→ **Goal**
Below are the records; locate each line with the word "ESECUZIONE" and copy it.

►

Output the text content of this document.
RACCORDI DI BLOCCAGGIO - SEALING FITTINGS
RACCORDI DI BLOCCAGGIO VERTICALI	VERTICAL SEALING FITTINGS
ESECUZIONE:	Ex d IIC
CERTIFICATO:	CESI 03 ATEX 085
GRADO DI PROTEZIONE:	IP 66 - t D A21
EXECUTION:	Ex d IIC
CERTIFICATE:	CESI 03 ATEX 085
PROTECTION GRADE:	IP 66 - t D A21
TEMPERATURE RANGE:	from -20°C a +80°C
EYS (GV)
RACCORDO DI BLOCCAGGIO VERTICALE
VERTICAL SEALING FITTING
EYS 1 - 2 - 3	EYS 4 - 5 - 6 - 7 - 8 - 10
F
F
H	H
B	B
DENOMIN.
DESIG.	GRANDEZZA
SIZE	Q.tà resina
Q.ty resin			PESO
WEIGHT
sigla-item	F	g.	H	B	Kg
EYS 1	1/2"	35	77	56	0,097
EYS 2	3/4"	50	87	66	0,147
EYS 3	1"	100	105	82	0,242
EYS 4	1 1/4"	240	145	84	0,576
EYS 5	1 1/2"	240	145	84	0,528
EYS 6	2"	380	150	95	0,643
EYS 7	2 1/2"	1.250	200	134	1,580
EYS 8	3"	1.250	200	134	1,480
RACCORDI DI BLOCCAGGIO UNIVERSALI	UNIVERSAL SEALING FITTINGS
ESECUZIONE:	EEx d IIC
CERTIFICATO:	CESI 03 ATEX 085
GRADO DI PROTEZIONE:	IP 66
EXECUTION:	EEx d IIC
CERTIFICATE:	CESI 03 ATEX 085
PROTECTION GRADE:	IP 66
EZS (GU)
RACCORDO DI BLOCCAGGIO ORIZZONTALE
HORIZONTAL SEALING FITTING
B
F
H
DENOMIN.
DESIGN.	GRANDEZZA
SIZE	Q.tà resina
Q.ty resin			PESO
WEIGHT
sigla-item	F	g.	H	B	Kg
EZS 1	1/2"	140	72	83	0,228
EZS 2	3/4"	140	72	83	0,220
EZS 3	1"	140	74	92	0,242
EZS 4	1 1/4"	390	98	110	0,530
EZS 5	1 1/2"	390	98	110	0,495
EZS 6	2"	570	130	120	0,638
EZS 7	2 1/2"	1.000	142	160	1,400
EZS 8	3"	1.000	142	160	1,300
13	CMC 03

◄

→ **Result of the exercise**
ESECUZIONE:	Ex d IIC
ESECUZIONE:	EEx d IIC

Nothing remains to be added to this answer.